[Start THE RECORDS]

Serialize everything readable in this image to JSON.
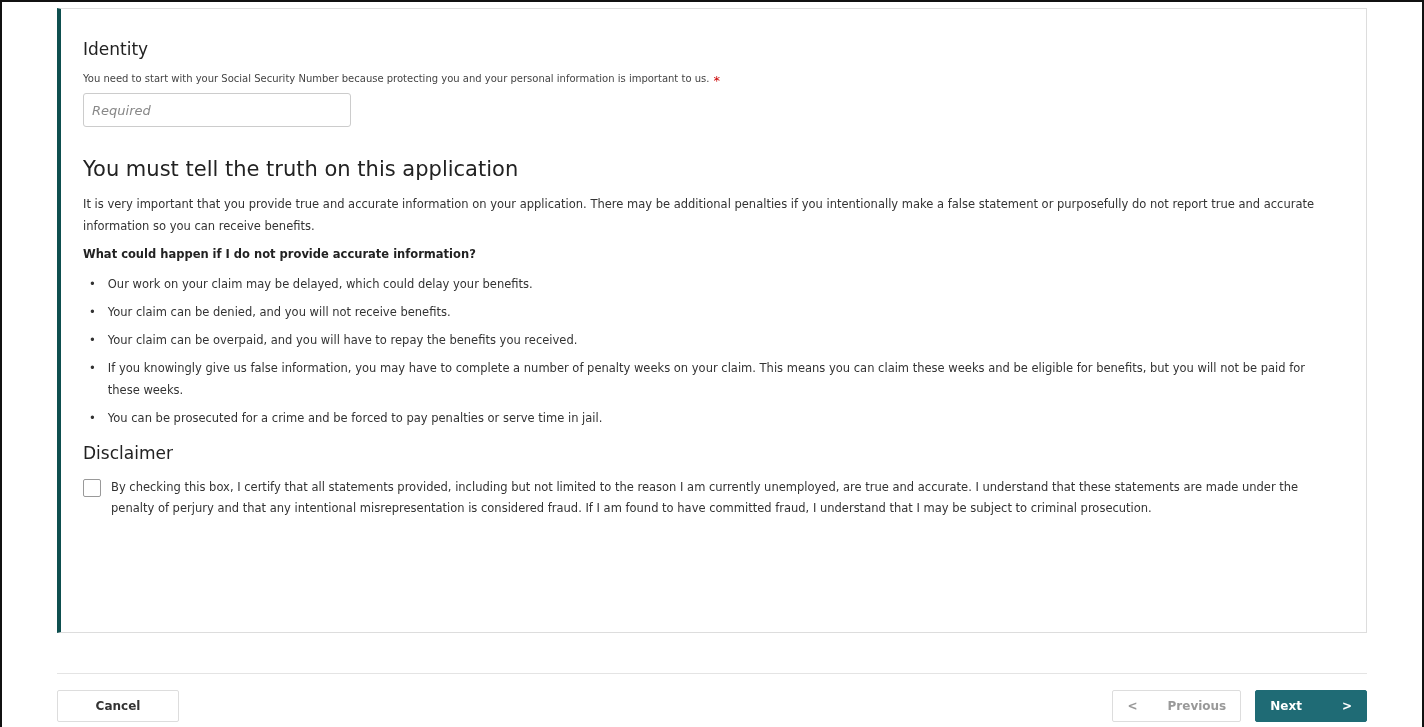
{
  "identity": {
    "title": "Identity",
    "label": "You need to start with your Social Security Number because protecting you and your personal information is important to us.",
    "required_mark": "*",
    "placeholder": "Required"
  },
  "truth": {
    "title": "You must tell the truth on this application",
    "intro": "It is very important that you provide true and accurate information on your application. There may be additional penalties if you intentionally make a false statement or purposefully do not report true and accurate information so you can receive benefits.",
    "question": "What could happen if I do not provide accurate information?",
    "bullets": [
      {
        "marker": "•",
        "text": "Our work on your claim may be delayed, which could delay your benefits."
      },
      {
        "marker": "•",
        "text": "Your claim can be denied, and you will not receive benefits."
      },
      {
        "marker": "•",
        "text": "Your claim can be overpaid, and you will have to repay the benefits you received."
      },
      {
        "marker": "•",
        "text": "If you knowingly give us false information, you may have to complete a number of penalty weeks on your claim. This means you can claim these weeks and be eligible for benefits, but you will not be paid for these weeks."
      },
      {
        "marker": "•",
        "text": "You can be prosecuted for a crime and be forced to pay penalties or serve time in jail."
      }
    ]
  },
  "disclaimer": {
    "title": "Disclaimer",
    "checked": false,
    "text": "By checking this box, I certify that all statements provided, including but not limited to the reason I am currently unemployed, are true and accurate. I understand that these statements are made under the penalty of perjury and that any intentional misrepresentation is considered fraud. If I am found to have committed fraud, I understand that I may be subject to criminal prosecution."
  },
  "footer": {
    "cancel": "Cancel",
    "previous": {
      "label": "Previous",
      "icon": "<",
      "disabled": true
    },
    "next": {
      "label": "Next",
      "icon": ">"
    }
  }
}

[End THE RECORDS]

▶ **WRITTEN REQUEST**
Copy every line of the data that holds the string "could".

▶ **REPLY TO THE EXERCISE**
    "question": "What could happen if I do not provide accurate information?",
        "text": "Our work on your claim may be delayed, which could delay your benefits."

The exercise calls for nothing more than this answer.